[SOURCE PASSAGE]
Second, when Paul speaks of his prayers for others, he often speaks of praying with others. Colossians 1:3: “We always that God…when we pray…” 1 Thessalonians 3:10: “…as we pray most earnestly…” 2 Thessalonians 1:11: “to this end we always pray…”

At this point, some may argue that Paul is merely teaching us that all Christians should pray, not necessarily that all Christians should pray together. Perhaps. But consider, third, the teaching of Jesus in Matthew 6:9-15. Jesus says, “Pray then like this: “Our Father in heaven…” D.A. Carson is helpful here. He observes, “Christians are not to pray in splendid isolation, and not to construe spirituality in terms of rugged individualism which stamps so much Western thought…. There is, no doubt, a place for our praying as an individual to God; but the general pattern of our praying must be broader than that.”[1]

Finally, take note of the example we have of the early disciples at the beginning of their ministry together. Most know the book of Acts to be crammed with powerful displays of God’s saving work in and through the early Christians, especially the apostles. It is therefore no small thing I believe that this work starts in a congregational prayer meeting. Just after receiving their instructions from the resurrected Jesus, the apostles return to Jerusalem (Acts 1:12). What happens next is surely significant. Not only do these early disciples give themselves to earnest, regular prayer, they also regularly gathered “with one accord… devoting themselves to prayer, together with the women and Mary the mother of Jesus, and his brothers.” As the early disciples prepare to minister the Gospel of Jesus Christ, their first order of business is to gather together for prayer. Surely they are a model for us to follow, especially when we consider the aforementioned teaching on prayer: that Paul was known to pray with others, that Christians were instructed to pray as groups, and that Jesus taught us to pray “our Father…”

A Practical Word to Fellow-Pastors

All this begs the question: “how does one practically gather the church as a whole to pray?” Here are several quick suggestions for the pastor.

  • Begin holding a bi-monthly prayer meeting on Sunday evenings. It may be too much to ask the congregation to commit every Sunday evening to meeting together. If that is true, start small.
  • If you do gather the church on Sunday evening for another teaching slot, or you perhaps you offer a midweek opportunity for more teaching – let me suggest you convert that into a congregational prayer meeting. I can think of two reasons for this. First, the apostles saw prayer are crucial to their work, summarizing their ministry philosophy with these words “But we will devote ourselves to prayer and to the ministry of the word” (Acts 6:4). Second, when elders and pastors call the church to gather multiples times in the week for more teaching, we run the risk of communicating to them that prayer isn’t really that important.
  • Give specific direction to the members on how they should pray. Bring a list of Gospel-focused prayer needs and ask specific members to pray for these needs. Don’t assume your people will remember what to pray for. Also don’t assume they will frame their requests with gospel priorities.
  • Encourage members to share prayer requests and testimonies – but reserve the right to vet these items. As the pastor you should strive to expose the body only to that which is edifying and helpful to the whole assembly (1 Cor 14:12). Aim to fill the prayer list on these occasions with that which items that reflect the priorities of the apostle Paul. Carson’s book on this subject is excellent: Praying with Paul: A Call for Spiritual Reformation.
  • Call on mature Christians to lead the group in prayer. Hearing the prayers of mature Christians is instructive for the rest of the body.
  • Push through the first few months of sloppy prayer times. Those early days may contain not a few cringe-worthy moments. But God is faithful. Continue to lead your people to greater prayerfulness. Gently correct where necessary. But be patient! And don’t be discouraged when the first twenty prayer meetings reveal the shallow spiritual state of many. It is God’s will that we pray without ceasing, and part of this means being devoted as church together to prayer.

Endnotes

[1] D.A. Carson, Sermon on the Mount, an exposition of Matthew 5-7 (1978), 68.
[/SOURCE PASSAGE]
[LISTED RECORDS]
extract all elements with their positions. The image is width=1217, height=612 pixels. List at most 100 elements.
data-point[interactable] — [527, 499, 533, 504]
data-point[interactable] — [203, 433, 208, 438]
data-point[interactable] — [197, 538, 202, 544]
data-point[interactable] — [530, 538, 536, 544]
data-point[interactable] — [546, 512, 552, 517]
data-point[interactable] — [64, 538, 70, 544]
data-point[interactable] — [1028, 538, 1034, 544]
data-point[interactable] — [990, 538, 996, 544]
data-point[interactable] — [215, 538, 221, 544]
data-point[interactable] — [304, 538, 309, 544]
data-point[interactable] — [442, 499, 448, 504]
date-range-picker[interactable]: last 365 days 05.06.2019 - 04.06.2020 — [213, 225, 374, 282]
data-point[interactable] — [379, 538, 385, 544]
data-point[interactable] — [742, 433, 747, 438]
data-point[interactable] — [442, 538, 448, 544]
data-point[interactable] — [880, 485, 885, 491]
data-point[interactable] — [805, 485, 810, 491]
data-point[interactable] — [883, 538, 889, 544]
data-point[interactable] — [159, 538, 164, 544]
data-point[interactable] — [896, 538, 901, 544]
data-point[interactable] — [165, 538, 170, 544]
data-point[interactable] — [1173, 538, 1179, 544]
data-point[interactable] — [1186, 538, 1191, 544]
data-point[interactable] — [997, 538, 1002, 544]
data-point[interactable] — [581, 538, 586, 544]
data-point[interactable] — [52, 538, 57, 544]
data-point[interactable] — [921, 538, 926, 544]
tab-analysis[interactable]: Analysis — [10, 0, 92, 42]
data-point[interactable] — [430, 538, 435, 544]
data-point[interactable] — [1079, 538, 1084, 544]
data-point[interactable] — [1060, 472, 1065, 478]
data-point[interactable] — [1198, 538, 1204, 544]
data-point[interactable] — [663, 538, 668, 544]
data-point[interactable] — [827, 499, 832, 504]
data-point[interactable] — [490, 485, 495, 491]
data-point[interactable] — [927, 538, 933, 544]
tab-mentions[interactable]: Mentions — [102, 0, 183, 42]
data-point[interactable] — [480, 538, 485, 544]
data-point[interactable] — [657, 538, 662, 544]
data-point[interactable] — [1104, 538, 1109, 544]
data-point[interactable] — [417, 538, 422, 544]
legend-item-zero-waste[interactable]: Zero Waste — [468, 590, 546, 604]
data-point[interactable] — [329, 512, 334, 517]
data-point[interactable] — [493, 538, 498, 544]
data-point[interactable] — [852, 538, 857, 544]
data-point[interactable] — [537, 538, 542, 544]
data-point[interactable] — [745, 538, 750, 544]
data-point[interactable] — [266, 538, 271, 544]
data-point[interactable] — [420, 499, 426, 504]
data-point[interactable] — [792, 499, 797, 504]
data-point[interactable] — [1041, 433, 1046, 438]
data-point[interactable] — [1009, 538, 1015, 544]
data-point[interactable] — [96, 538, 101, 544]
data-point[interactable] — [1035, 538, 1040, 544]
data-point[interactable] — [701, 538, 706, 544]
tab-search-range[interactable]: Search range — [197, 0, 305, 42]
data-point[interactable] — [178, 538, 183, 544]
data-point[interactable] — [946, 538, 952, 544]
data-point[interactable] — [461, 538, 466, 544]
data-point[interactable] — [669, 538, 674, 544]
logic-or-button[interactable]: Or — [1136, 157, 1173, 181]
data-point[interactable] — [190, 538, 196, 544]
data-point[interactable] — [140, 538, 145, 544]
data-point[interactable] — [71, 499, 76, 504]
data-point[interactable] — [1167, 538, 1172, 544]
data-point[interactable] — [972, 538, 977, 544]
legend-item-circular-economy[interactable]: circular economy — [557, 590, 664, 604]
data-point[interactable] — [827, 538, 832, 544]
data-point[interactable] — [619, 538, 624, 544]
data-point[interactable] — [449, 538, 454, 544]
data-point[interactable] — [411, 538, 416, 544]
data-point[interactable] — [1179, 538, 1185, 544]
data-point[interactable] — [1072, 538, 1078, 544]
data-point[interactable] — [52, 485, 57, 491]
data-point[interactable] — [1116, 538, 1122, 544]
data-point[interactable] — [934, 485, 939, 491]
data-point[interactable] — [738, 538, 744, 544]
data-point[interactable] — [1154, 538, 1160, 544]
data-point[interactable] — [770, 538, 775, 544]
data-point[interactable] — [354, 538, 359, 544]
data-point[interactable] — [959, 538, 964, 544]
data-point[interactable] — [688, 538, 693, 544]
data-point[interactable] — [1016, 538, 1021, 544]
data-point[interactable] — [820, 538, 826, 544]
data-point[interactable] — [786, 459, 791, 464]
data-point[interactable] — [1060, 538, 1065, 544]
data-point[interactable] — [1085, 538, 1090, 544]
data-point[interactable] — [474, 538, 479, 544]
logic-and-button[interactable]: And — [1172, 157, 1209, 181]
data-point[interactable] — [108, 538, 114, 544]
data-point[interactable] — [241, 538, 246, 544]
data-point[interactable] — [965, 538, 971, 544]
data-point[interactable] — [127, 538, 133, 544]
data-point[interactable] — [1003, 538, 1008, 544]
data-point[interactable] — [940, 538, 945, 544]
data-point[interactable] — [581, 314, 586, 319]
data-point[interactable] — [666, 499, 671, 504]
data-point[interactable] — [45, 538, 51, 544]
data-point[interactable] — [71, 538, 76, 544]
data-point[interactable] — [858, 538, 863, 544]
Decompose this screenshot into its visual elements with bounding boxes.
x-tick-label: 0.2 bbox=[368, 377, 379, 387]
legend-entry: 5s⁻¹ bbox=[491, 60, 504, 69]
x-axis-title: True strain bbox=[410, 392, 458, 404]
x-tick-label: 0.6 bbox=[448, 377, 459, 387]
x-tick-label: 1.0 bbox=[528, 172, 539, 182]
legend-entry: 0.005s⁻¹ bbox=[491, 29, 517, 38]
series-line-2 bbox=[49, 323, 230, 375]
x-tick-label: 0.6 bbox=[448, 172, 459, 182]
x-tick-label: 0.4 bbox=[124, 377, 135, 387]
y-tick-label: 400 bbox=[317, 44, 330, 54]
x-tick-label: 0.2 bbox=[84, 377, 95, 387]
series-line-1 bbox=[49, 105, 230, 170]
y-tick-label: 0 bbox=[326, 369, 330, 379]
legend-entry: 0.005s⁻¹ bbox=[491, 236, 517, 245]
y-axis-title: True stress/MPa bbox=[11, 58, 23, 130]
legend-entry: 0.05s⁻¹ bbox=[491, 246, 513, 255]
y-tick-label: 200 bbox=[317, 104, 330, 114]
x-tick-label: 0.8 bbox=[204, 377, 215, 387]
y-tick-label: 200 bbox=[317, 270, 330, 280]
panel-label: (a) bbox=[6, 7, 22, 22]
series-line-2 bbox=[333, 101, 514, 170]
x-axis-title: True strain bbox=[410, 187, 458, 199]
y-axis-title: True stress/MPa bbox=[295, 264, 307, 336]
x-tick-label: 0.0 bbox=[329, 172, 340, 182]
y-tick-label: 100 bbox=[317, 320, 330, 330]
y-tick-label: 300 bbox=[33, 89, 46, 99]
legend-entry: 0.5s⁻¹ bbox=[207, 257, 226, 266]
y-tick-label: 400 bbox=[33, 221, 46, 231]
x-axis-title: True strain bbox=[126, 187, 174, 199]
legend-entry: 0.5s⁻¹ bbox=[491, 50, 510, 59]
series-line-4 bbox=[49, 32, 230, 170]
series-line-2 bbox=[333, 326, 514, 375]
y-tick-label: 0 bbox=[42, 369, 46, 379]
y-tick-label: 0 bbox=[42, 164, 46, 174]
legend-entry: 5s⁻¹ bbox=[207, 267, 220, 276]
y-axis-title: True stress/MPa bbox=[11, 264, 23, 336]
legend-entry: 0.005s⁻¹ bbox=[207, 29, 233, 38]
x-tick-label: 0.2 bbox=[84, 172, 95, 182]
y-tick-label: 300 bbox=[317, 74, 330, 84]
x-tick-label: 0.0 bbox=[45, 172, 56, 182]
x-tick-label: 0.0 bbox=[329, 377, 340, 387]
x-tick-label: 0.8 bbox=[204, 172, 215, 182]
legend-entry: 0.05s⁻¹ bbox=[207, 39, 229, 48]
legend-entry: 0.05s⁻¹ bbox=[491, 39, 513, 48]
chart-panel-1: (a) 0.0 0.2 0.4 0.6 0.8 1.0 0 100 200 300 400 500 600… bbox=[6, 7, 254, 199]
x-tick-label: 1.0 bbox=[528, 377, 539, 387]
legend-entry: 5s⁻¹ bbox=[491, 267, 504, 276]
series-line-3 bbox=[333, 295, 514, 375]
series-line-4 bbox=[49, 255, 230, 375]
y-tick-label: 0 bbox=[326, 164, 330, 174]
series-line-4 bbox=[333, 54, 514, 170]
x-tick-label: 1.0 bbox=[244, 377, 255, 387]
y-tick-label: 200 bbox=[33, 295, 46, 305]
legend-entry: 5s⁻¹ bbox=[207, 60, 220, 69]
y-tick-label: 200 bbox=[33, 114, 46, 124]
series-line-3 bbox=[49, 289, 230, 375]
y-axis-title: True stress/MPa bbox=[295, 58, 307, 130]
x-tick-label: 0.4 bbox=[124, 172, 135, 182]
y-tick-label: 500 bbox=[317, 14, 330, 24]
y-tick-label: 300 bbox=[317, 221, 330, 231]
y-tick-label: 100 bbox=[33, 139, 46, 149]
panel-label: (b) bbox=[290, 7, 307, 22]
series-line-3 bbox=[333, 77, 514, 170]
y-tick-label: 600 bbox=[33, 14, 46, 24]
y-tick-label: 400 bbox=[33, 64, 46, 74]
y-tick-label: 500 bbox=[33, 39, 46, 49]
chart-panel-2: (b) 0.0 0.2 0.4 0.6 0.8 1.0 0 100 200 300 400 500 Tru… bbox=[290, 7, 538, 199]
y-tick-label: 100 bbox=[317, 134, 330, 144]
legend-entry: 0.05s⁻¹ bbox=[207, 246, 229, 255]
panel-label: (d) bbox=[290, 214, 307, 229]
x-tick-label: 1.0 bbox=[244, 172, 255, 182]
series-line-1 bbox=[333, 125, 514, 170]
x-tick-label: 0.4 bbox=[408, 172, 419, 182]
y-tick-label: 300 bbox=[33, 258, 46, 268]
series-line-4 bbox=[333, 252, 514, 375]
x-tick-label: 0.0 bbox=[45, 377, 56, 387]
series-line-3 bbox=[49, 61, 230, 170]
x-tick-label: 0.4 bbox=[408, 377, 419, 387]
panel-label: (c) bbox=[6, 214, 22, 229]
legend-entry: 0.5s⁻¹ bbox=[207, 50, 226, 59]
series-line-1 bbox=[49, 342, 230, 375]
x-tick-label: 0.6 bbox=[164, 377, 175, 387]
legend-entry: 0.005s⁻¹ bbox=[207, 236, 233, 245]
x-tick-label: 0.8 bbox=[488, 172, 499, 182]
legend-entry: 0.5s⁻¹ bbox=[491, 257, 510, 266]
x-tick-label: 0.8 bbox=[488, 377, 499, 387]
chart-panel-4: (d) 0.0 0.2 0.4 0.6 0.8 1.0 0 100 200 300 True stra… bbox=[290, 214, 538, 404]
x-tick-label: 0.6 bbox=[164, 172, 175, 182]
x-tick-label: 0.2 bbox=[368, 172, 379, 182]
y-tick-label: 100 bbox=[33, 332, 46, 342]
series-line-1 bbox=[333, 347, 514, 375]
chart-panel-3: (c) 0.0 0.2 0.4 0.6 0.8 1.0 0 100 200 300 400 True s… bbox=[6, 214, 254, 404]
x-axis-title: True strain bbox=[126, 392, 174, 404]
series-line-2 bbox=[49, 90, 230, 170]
[/LISTED RECORDS]
▶ [TASKS TO PERFORM]:
1. Answer these questions about the passage on congregational prayer:
(a) Whose observation about Matthew 6 does the passage quote?
(b) To which city do the apostles return after receiving their instructions from the resurrected Jesus?
(c) How often does the passage suggest holding a prayer meeting on Sunday evenings?
2. Rewrite the passage on congregational prayer from "A Practical Word" up to and including "true, start small.", replacing "congregation" with "church".
3. Summarize the passage on congregational prayer in two sentences.
Work from the text alone.

▶ [RESULTS OF THE EXERCISE]:
1.
(a) D.A. Carson's
(b) Jerusalem
(c) Bi-monthly

2.
A Practical Word to Fellow-Pastors

All this begs the question: “how does one practically gather the church as a whole to pray?” Here are several quick suggestions for the pastor.

  • Begin holding a bi-monthly prayer meeting on Sunday evenings. It may be too much to ask the church to commit every Sunday evening to meeting together. If that is true, start small.

3. The passage argues that Christians should pray together, pointing to Paul's habit of praying with others, Jesus' teaching to pray "Our Father," and the early disciples gathering for prayer in Acts. It then offers pastors practical suggestions: hold prayer meetings, direct members on how to pray, call on mature Christians to lead, and persevere through the first awkward months.